== Written exercise ==
Of the lines in the records that follow, how many include the word "into"? Answer with a bare number.

== Dataset extract ==
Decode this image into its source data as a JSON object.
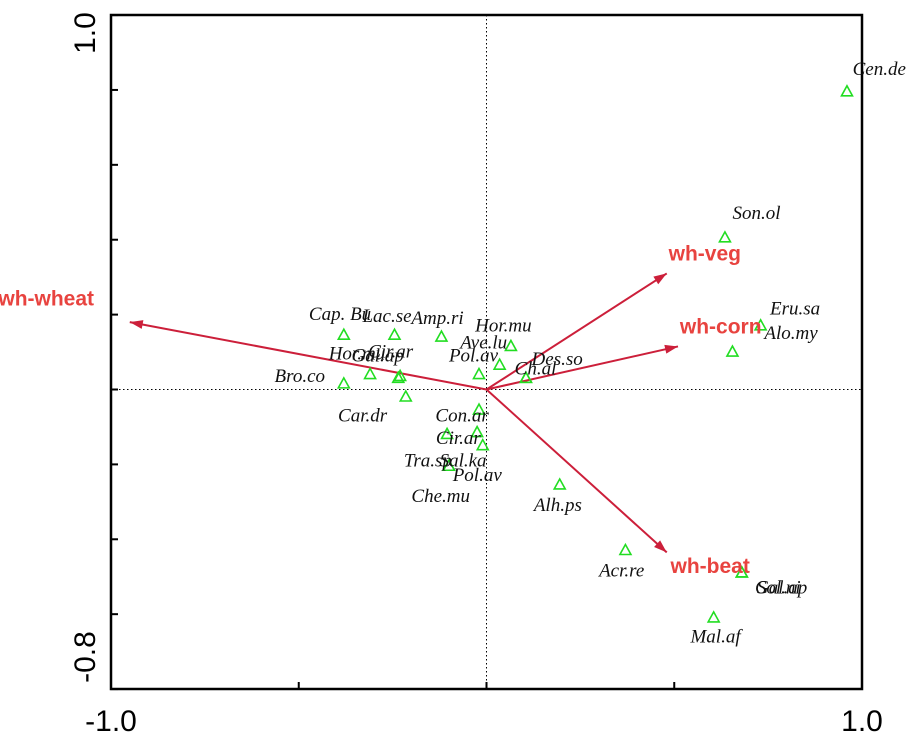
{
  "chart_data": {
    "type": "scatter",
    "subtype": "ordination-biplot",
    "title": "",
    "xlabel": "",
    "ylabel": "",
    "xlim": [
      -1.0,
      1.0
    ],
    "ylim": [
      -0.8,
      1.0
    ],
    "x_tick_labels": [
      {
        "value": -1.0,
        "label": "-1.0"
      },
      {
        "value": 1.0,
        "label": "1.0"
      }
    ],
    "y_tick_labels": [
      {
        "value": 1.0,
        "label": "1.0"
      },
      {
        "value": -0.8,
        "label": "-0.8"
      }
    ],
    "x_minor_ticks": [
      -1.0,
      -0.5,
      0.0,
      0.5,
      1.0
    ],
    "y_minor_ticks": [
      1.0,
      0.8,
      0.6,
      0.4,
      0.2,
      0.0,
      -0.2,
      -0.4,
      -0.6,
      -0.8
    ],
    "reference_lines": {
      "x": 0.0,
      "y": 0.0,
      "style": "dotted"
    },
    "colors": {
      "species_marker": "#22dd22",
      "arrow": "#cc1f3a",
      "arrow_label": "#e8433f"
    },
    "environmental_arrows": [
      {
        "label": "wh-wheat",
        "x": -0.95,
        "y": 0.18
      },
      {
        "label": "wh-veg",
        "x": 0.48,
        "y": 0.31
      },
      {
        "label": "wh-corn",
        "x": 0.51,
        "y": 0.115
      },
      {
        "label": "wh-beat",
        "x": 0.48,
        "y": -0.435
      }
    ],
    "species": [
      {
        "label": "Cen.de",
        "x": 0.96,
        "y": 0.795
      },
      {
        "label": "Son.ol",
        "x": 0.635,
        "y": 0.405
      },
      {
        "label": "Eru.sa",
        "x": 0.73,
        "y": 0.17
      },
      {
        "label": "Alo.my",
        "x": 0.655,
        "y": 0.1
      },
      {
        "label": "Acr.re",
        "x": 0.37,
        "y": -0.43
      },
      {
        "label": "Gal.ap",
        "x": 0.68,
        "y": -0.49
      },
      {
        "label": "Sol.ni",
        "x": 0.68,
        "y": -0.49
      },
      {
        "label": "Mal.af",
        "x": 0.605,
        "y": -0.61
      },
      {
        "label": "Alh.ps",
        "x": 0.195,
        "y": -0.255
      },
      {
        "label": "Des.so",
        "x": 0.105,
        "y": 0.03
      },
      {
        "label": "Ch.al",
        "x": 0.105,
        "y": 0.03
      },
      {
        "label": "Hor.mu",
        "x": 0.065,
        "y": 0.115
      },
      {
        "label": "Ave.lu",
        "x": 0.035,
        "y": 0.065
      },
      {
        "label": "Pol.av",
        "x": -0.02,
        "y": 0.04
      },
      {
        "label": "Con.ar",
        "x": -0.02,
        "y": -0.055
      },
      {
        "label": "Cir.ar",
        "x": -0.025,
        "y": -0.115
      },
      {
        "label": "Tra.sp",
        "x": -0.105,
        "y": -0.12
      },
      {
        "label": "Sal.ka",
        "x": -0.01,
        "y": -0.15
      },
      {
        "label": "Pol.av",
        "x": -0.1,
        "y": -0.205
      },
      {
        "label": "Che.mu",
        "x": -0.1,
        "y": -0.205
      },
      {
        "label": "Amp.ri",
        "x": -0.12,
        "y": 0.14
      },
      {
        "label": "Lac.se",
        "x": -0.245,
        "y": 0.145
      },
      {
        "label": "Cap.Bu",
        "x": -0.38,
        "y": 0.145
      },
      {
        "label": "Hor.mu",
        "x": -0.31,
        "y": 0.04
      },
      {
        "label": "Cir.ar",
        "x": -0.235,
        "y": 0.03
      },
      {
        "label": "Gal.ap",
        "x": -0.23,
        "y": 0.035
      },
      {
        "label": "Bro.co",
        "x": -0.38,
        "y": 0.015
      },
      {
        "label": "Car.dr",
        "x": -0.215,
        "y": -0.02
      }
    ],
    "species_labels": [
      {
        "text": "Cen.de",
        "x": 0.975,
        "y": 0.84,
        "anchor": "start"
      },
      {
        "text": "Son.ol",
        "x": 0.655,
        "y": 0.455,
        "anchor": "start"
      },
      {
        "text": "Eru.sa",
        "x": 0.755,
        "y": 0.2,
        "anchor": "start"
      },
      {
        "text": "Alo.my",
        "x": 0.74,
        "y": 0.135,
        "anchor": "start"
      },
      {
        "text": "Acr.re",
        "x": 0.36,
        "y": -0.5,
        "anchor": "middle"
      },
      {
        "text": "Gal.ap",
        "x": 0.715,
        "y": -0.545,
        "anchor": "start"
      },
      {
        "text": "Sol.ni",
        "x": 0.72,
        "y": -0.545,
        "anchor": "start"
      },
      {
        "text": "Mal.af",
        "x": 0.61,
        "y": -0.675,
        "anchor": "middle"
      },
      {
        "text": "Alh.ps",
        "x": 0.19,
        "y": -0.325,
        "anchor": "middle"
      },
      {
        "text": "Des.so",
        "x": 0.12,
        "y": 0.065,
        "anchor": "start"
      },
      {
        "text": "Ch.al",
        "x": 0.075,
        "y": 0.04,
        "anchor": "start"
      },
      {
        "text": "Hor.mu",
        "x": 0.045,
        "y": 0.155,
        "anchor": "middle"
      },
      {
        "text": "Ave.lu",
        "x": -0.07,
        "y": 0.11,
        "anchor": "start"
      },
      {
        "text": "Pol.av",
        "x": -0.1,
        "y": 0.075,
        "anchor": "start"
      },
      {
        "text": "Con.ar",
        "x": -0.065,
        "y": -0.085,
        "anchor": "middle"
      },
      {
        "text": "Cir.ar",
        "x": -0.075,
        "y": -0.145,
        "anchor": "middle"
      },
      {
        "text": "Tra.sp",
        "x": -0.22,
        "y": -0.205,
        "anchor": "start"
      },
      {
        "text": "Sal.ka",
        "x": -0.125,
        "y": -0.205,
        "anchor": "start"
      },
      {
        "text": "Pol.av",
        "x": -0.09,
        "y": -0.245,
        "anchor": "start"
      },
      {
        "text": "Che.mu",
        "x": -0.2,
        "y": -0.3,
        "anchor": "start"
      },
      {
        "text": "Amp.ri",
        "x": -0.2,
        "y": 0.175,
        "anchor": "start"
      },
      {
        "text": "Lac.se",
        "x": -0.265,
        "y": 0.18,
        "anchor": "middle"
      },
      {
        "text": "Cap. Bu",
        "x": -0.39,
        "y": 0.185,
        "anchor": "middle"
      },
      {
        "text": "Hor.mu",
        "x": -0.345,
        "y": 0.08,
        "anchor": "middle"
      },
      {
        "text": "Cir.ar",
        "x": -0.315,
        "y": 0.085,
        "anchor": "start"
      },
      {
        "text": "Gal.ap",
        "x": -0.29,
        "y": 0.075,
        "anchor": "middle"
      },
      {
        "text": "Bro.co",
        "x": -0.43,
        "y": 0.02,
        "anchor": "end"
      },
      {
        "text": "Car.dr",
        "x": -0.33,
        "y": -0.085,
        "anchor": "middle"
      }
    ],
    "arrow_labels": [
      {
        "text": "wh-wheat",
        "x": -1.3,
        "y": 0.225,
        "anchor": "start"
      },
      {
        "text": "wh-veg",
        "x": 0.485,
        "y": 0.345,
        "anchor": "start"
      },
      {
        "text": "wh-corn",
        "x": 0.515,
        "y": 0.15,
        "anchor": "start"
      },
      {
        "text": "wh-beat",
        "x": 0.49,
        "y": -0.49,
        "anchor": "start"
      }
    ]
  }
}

...

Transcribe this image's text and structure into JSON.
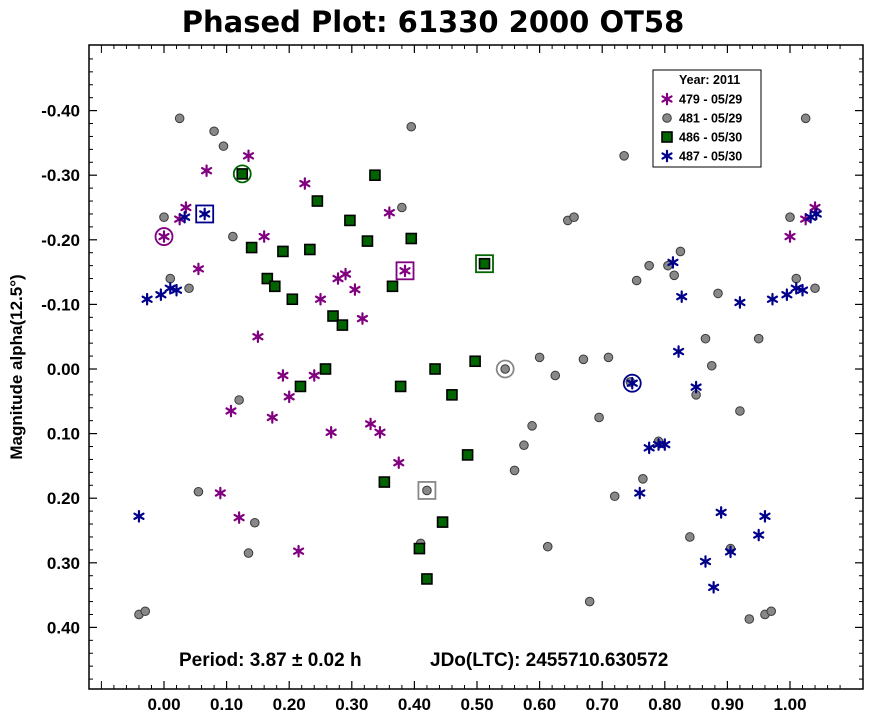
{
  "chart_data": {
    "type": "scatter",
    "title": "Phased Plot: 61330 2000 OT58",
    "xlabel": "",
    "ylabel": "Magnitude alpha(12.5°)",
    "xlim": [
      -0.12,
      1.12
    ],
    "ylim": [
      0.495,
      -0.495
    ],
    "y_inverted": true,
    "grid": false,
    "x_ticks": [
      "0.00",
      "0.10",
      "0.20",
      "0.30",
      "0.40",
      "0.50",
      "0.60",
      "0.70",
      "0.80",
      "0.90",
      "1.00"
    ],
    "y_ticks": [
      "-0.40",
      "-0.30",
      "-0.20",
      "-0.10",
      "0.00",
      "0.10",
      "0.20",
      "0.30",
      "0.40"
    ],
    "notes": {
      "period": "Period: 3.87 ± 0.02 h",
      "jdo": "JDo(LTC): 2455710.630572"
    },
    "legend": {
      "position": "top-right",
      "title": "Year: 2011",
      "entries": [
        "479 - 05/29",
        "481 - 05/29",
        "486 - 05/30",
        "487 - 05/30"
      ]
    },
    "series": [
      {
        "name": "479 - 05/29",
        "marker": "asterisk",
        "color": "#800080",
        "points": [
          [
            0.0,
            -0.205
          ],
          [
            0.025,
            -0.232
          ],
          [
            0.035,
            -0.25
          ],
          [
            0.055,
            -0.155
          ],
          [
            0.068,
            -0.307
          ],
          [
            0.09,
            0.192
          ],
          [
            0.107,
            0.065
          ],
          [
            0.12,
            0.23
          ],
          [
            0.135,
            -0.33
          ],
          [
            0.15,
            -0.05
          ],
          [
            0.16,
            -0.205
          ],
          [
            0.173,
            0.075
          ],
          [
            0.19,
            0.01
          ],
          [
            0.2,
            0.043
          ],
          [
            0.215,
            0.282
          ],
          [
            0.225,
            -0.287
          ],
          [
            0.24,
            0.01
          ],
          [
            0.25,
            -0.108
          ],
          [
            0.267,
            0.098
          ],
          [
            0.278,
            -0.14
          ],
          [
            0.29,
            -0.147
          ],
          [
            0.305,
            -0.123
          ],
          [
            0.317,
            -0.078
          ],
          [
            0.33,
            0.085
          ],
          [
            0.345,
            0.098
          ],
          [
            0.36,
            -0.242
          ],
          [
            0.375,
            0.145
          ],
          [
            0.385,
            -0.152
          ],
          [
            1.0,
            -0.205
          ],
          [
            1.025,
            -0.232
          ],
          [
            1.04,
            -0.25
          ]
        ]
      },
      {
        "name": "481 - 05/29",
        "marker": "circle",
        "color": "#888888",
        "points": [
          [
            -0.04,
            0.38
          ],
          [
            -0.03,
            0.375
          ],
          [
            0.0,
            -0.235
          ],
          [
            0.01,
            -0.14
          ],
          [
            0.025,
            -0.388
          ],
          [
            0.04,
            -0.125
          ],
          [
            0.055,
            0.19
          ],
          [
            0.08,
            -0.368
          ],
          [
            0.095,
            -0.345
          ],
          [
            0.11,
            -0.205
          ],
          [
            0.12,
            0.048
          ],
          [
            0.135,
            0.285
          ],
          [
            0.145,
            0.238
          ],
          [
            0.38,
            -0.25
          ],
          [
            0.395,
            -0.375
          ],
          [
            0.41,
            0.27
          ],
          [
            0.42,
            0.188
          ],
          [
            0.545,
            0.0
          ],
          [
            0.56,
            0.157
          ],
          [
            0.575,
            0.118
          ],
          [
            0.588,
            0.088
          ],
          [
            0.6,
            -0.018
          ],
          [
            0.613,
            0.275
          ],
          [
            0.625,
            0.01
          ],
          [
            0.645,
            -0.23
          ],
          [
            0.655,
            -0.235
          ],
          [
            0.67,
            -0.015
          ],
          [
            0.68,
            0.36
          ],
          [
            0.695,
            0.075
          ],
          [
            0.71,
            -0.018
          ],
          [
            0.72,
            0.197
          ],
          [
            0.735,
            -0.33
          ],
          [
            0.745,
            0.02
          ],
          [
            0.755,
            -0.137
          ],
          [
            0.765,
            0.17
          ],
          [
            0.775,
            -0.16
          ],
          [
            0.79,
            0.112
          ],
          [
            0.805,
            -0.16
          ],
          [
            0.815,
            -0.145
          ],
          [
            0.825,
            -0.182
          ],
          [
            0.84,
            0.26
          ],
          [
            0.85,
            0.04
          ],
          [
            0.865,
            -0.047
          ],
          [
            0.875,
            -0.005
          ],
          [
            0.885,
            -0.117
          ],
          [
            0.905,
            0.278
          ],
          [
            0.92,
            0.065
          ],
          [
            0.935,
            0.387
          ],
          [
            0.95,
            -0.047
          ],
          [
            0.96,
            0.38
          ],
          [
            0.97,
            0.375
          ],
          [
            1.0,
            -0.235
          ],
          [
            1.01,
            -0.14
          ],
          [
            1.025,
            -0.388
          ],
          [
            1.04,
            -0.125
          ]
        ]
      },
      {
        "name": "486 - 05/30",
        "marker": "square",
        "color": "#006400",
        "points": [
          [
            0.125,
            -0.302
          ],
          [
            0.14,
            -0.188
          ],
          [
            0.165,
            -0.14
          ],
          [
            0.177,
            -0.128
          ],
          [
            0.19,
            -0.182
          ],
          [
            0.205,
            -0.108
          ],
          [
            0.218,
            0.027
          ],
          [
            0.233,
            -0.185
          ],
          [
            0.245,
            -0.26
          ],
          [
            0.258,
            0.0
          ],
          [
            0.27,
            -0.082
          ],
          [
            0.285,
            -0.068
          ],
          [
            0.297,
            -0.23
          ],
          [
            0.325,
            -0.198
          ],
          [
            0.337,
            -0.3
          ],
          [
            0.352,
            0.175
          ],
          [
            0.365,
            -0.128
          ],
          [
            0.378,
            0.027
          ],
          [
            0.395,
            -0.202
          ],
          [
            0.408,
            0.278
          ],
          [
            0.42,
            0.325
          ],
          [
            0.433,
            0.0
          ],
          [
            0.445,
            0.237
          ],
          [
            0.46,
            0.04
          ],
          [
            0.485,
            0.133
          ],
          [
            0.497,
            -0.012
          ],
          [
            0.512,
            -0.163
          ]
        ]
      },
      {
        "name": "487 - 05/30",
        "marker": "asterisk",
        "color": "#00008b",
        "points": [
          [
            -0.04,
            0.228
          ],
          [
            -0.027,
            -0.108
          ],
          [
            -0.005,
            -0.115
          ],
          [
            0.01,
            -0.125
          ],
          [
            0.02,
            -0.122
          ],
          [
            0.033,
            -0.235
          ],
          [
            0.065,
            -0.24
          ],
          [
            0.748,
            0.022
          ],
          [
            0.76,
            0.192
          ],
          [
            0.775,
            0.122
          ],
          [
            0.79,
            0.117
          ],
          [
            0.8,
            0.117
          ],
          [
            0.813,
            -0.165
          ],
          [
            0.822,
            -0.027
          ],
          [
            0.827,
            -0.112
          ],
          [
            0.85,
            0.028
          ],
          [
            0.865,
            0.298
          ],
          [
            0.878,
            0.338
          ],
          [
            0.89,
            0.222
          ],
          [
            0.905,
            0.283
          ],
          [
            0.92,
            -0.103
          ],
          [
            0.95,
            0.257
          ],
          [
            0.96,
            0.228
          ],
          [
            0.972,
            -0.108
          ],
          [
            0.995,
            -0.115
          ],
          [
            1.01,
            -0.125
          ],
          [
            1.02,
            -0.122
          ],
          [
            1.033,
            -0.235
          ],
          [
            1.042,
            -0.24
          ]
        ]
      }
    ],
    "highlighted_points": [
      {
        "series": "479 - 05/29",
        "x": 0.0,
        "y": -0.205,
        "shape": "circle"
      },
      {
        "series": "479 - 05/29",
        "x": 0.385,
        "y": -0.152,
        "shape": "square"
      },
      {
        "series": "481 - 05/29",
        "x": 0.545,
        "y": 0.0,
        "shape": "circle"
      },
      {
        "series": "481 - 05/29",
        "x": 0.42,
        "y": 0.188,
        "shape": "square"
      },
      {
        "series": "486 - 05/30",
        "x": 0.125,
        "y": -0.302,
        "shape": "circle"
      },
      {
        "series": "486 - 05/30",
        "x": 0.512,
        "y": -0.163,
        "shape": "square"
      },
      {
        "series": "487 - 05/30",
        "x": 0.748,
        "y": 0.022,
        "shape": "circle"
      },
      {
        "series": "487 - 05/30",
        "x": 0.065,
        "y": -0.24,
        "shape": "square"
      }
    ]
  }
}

== Written solution ==
2